:: TASK TO CARRY OUT ::
Transcribe all records exactly.

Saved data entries
_____

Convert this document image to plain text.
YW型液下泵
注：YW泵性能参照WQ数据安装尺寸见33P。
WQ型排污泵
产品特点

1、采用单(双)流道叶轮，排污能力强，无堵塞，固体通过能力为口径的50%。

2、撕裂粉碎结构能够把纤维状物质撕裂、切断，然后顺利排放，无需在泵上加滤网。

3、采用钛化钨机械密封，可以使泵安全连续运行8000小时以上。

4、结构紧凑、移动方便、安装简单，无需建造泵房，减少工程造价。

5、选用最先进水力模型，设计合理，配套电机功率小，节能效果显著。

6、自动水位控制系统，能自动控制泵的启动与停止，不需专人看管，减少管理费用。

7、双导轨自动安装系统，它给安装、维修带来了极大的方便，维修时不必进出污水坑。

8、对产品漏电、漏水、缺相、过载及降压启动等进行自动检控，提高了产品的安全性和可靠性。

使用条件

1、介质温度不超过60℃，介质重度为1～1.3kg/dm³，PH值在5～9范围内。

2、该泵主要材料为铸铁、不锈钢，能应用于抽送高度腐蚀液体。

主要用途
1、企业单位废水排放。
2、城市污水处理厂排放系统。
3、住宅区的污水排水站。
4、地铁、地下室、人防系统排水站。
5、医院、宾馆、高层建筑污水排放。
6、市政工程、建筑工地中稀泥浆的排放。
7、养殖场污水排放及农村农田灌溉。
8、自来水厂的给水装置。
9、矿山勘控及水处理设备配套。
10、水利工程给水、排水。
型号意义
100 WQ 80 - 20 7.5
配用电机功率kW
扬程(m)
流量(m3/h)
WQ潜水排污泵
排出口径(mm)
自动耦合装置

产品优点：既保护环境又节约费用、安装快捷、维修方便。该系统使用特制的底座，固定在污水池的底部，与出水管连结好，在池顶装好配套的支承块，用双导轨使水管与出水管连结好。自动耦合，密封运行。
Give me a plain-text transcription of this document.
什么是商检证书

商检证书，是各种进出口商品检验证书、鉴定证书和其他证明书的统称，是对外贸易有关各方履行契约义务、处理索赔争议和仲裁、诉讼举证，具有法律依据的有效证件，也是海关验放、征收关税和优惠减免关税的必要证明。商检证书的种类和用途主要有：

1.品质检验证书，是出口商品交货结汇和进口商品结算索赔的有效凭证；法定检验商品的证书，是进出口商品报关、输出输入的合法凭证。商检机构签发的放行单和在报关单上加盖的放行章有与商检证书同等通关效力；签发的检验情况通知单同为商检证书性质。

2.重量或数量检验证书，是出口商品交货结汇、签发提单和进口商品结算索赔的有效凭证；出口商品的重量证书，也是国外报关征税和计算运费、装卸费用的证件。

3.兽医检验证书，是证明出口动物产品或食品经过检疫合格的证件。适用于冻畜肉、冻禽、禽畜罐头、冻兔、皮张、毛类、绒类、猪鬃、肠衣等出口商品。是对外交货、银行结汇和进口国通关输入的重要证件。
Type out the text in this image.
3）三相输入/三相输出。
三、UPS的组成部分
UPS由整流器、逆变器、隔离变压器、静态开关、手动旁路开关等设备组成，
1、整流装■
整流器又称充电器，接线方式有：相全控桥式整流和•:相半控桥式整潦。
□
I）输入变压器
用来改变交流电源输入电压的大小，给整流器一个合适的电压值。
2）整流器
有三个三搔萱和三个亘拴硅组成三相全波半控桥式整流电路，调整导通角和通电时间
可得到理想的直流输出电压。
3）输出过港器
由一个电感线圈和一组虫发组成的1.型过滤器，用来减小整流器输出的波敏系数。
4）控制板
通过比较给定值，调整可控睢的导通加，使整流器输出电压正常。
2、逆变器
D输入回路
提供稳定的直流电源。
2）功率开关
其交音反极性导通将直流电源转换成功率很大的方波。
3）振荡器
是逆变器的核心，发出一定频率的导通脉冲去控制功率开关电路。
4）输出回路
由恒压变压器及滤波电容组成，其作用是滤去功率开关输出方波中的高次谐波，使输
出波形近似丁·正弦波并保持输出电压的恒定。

_____

:: RESPONSE BELOW ::
Convert this document image to plain text.
YW型液下泵
注：YW泵性能参照WQ数据安装尺寸见33P。
WQ型排污泵
产品特点

1、采用单(双)流道叶轮，排污能力强，无堵塞，固体通过能力为口径的50%。

2、撕裂粉碎结构能够把纤维状物质撕裂、切断，然后顺利排放，无需在泵上加滤网。

3、采用钛化钨机械密封，可以使泵安全连续运行8000小时以上。

4、结构紧凑、移动方便、安装简单，无需建造泵房，减少工程造价。

5、选用最先进水力模型，设计合理，配套电机功率小，节能效果显著。

6、自动水位控制系统，能自动控制泵的启动与停止，不需专人看管，减少管理费用。

7、双导轨自动安装系统，它给安装、维修带来了极大的方便，维修时不必进出污水坑。

8、对产品漏电、漏水、缺相、过载及降压启动等进行自动检控，提高了产品的安全性和可靠性。

使用条件

1、介质温度不超过60℃，介质重度为1～1.3kg/dm³，PH值在5～9范围内。

2、该泵主要材料为铸铁、不锈钢，能应用于抽送高度腐蚀液体。

主要用途
1、企业单位废水排放。
2、城市污水处理厂排放系统。
3、住宅区的污水排水站。
4、地铁、地下室、人防系统排水站。
5、医院、宾馆、高层建筑污水排放。
6、市政工程、建筑工地中稀泥浆的排放。
7、养殖场污水排放及农村农田灌溉。
8、自来水厂的给水装置。
9、矿山勘控及水处理设备配套。
10、水利工程给水、排水。
型号意义
100 WQ 80 - 20 7.5
配用电机功率kW
扬程(m)
流量(m3/h)
WQ潜水排污泵
排出口径(mm)
自动耦合装置

产品优点：既保护环境又节约费用、安装快捷、维修方便。该系统使用特制的底座，固定在污水池的底部，与出水管连结好，在池顶装好配套的支承块，用双导轨使水管与出水管连结好。自动耦合，密封运行。
Give me a plain-text transcription of this document.
什么是商检证书

商检证书，是各种进出口商品检验证书、鉴定证书和其他证明书的统称，是对外贸易有关各方履行契约义务、处理索赔争议和仲裁、诉讼举证，具有法律依据的有效证件，也是海关验放、征收关税和优惠减免关税的必要证明。商检证书的种类和用途主要有：

1.品质检验证书，是出口商品交货结汇和进口商品结算索赔的有效凭证；法定检验商品的证书，是进出口商品报关、输出输入的合法凭证。商检机构签发的放行单和在报关单上加盖的放行章有与商检证书同等通关效力；签发的检验情况通知单同为商检证书性质。

2.重量或数量检验证书，是出口商品交货结汇、签发提单和进口商品结算索赔的有效凭证；出口商品的重量证书，也是国外报关征税和计算运费、装卸费用的证件。

3.兽医检验证书，是证明出口动物产品或食品经过检疫合格的证件。适用于冻畜肉、冻禽、禽畜罐头、冻兔、皮张、毛类、绒类、猪鬃、肠衣等出口商品。是对外交货、银行结汇和进口国通关输入的重要证件。
Type out the text in this image.
3）三相输入/三相输出。
三、UPS的组成部分
UPS由整流器、逆变器、隔离变压器、静态开关、手动旁路开关等设备组成，
1、整流装■
整流器又称充电器，接线方式有：相全控桥式整流和•:相半控桥式整潦。
□
I）输入变压器
用来改变交流电源输入电压的大小，给整流器一个合适的电压值。
2）整流器
有三个三搔萱和三个亘拴硅组成三相全波半控桥式整流电路，调整导通角和通电时间
可得到理想的直流输出电压。
3）输出过港器
由一个电感线圈和一组虫发组成的1.型过滤器，用来减小整流器输出的波敏系数。
4）控制板
通过比较给定值，调整可控睢的导通加，使整流器输出电压正常。
2、逆变器
D输入回路
提供稳定的直流电源。
2）功率开关
其交音反极性导通将直流电源转换成功率很大的方波。
3）振荡器
是逆变器的核心，发出一定频率的导通脉冲去控制功率开关电路。
4）输出回路
由恒压变压器及滤波电容组成，其作用是滤去功率开关输出方波中的高次谐波，使输
出波形近似丁·正弦波并保持输出电压的恒定。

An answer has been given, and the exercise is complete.